Dataset items:

------------------------------------------------------------------------

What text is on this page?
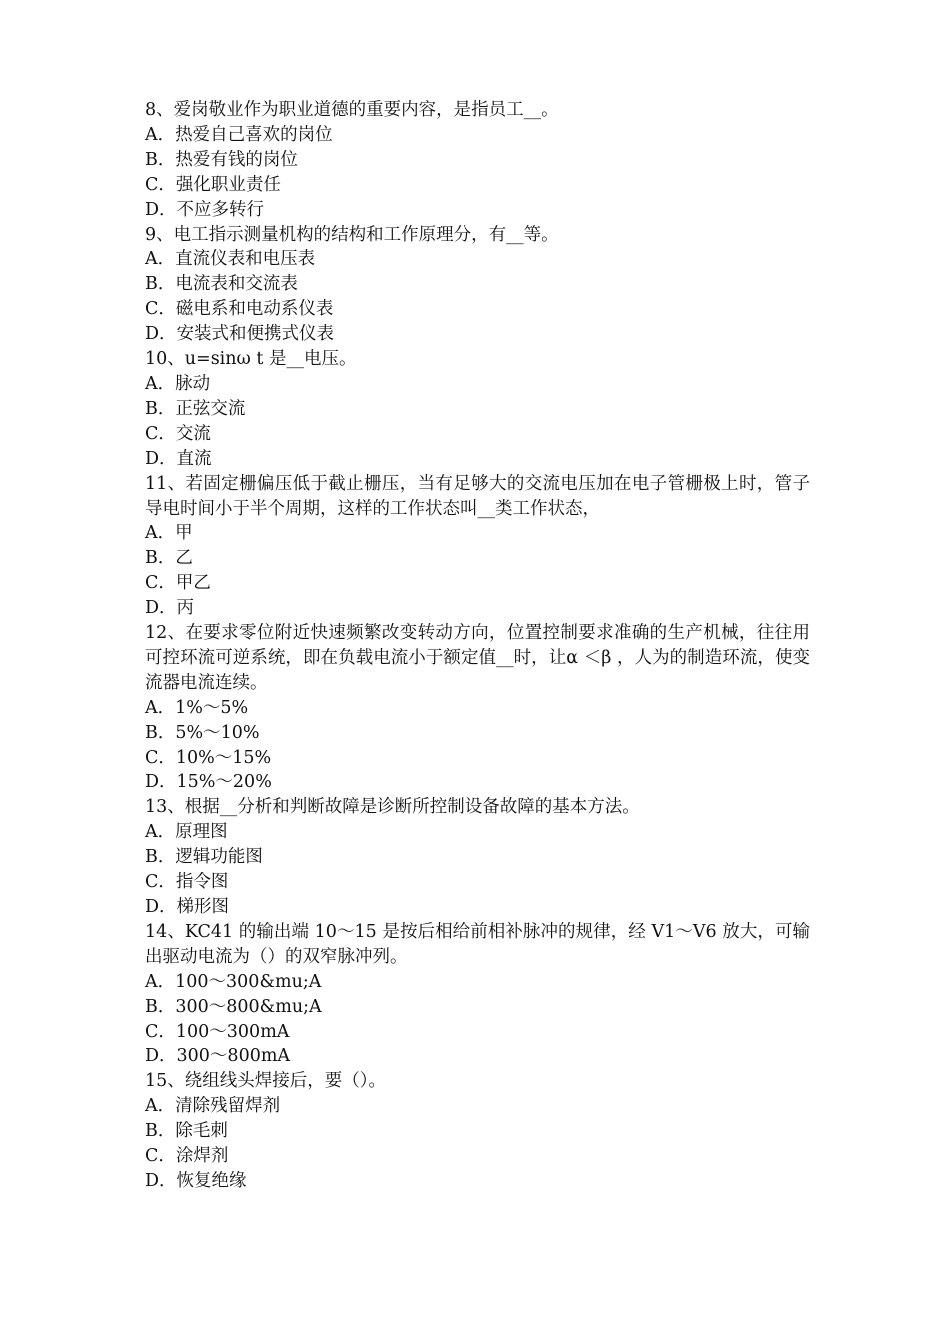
8、爱岗敬业作为职业道德的重要内容，是指员工__。

A．热爱自己喜欢的岗位

B．热爱有钱的岗位

C．强化职业责任

D．不应多转行

9、电工指示测量机构的结构和工作原理分，有__等。

A．直流仪表和电压表

B．电流表和交流表

C．磁电系和电动系仪表

D．安装式和便携式仪表

10、u=sinω t 是__电压。

A．脉动

B．正弦交流

C．交流

D．直流

11、若固定栅偏压低于截止栅压，当有足够大的交流电压加在电子管栅极上时，管子导电时间小于半个周期，这样的工作状态叫__类工作状态，

A．甲

B．乙

C．甲乙

D．丙

12、在要求零位附近快速频繁改变转动方向，位置控制要求准确的生产机械，往往用可控环流可逆系统，即在负载电流小于额定值__时，让α ＜β ，人为的制造环流，使变流器电流连续。

A．1%～5%

B．5%～10%

C．10%～15%

D．15%～20%

13、根据__分析和判断故障是诊断所控制设备故障的基本方法。

A．原理图

B．逻辑功能图

C．指令图

D．梯形图

14、KC41 的输出端 10～15 是按后相给前相补脉冲的规律，经 V1～V6 放大，可输出驱动电流为（）的双窄脉冲列。

A．100～300&mu;A

B．300～800&mu;A

C．100～300mA

D．300～800mA

15、绕组线头焊接后，要（）。

A．清除残留焊剂

B．除毛刺

C．涂焊剂

D．恢复绝缘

------------------------------------------------------------------------

### Task description
Copy the records exactly. Skip the pictures.

### Response to the exercise
What text is on this page?
8、爱岗敬业作为职业道德的重要内容，是指员工__。

A．热爱自己喜欢的岗位

B．热爱有钱的岗位

C．强化职业责任

D．不应多转行

9、电工指示测量机构的结构和工作原理分，有__等。

A．直流仪表和电压表

B．电流表和交流表

C．磁电系和电动系仪表

D．安装式和便携式仪表

10、u=sinω t 是__电压。

A．脉动

B．正弦交流

C．交流

D．直流

11、若固定栅偏压低于截止栅压，当有足够大的交流电压加在电子管栅极上时，管子导电时间小于半个周期，这样的工作状态叫__类工作状态，

A．甲

B．乙

C．甲乙

D．丙

12、在要求零位附近快速频繁改变转动方向，位置控制要求准确的生产机械，往往用可控环流可逆系统，即在负载电流小于额定值__时，让α ＜β ，人为的制造环流，使变流器电流连续。

A．1%～5%

B．5%～10%

C．10%～15%

D．15%～20%

13、根据__分析和判断故障是诊断所控制设备故障的基本方法。

A．原理图

B．逻辑功能图

C．指令图

D．梯形图

14、KC41 的输出端 10～15 是按后相给前相补脉冲的规律，经 V1～V6 放大，可输出驱动电流为（）的双窄脉冲列。

A．100～300&mu;A

B．300～800&mu;A

C．100～300mA

D．300～800mA

15、绕组线头焊接后，要（）。

A．清除残留焊剂

B．除毛刺

C．涂焊剂

D．恢复绝缘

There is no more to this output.